#### Stated goal:
Answer with a number only: how many lines of the data contain "ngành"?

#### Entries supplied:
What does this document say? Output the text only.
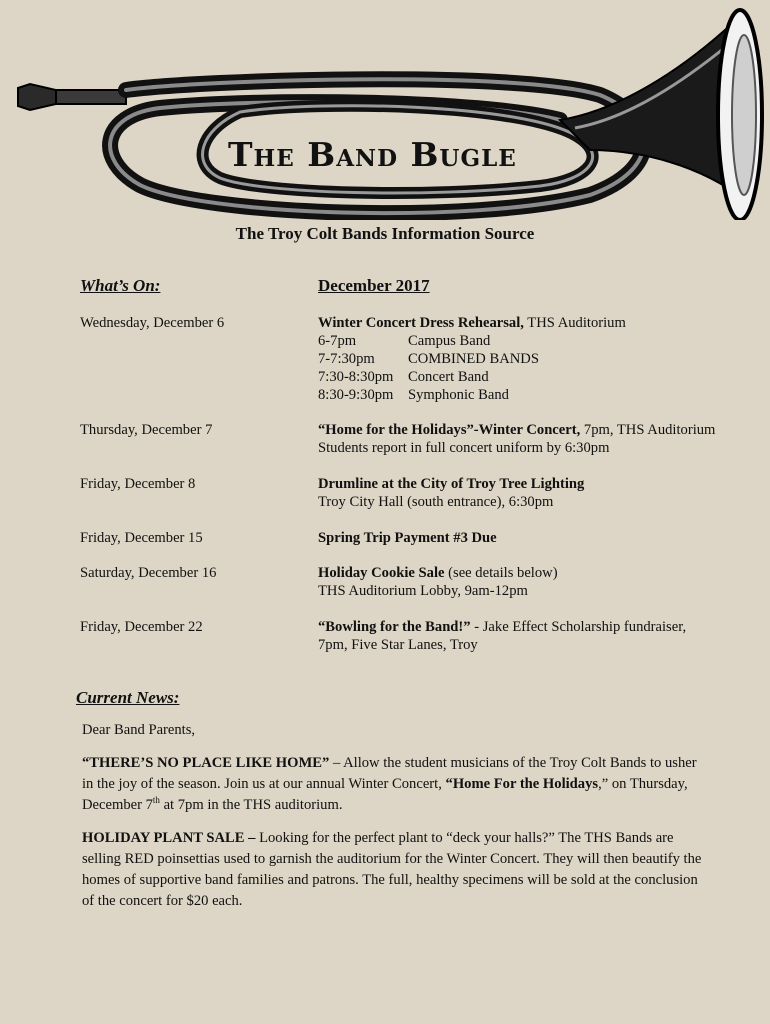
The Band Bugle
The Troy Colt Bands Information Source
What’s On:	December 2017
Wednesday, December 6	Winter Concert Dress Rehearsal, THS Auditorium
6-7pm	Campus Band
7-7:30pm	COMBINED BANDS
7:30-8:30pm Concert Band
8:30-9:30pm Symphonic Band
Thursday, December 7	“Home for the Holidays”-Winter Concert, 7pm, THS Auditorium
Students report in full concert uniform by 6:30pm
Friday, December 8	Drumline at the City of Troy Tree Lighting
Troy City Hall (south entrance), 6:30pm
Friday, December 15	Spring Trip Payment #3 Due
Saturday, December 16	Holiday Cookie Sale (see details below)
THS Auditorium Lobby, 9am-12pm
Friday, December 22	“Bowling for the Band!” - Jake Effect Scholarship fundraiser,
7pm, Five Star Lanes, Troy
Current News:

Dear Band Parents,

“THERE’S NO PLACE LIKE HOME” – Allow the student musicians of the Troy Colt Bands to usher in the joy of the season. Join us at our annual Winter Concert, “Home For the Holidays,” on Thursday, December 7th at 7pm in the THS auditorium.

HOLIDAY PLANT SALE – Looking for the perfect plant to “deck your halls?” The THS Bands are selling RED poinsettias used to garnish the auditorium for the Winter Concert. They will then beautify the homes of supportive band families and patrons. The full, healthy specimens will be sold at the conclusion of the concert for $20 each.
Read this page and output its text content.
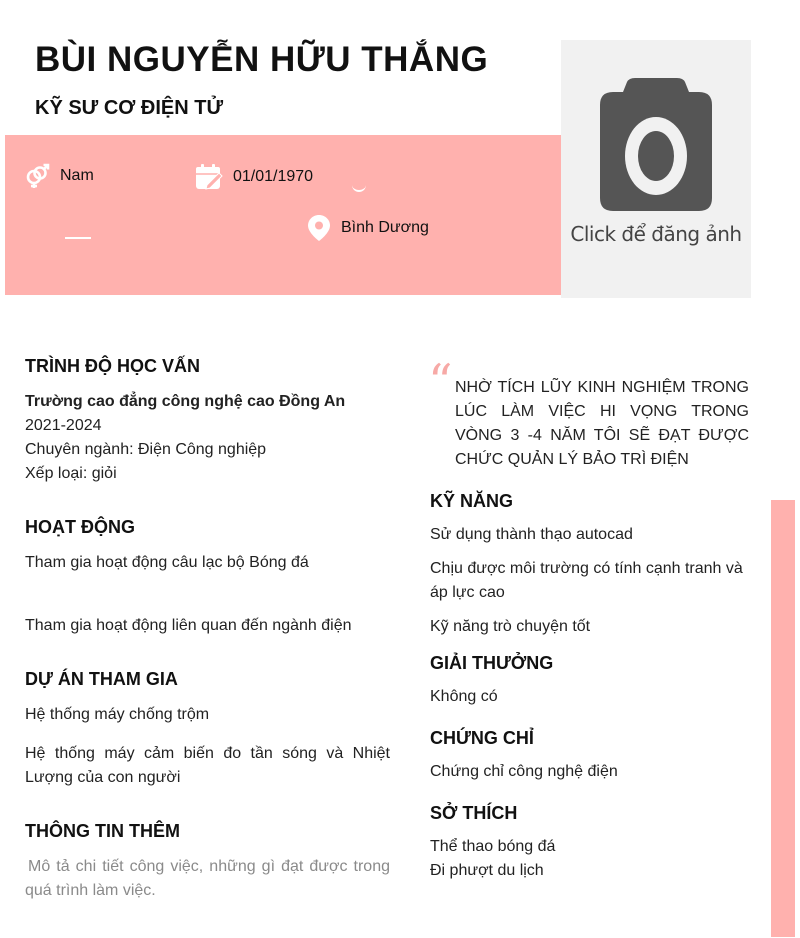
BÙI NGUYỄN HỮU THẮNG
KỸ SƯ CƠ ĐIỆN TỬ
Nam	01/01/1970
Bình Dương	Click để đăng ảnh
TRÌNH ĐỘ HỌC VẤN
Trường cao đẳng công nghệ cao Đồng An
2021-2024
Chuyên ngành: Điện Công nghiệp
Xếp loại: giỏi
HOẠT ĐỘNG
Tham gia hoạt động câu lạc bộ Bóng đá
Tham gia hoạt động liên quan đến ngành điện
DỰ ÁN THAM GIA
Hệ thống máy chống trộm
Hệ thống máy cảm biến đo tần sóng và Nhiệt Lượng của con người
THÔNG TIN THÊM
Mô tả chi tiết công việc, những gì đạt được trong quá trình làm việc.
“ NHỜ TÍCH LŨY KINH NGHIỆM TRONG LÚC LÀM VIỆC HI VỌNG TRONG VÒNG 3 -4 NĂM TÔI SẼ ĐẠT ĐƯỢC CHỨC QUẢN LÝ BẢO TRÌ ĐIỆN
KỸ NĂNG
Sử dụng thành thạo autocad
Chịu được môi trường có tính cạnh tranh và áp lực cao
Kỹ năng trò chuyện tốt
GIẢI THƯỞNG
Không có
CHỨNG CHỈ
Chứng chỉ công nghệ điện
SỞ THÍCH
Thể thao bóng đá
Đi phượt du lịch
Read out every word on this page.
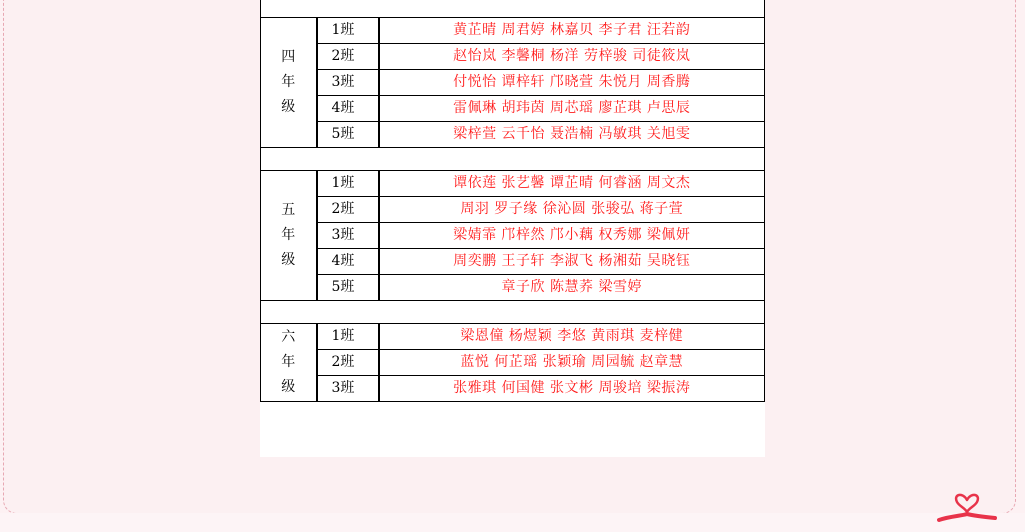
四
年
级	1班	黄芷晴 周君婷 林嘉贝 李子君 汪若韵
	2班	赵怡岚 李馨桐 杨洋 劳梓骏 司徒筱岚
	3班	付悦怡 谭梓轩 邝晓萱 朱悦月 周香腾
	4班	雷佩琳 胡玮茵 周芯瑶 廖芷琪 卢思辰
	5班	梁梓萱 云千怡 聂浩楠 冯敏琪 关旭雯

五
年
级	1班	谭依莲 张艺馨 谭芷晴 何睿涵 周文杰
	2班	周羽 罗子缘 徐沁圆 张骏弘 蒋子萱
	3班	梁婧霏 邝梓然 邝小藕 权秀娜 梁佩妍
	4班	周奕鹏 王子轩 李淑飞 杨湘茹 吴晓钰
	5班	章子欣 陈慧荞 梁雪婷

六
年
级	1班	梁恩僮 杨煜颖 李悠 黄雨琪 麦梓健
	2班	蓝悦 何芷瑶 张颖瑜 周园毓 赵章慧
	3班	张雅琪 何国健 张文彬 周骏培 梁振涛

#### Result:
2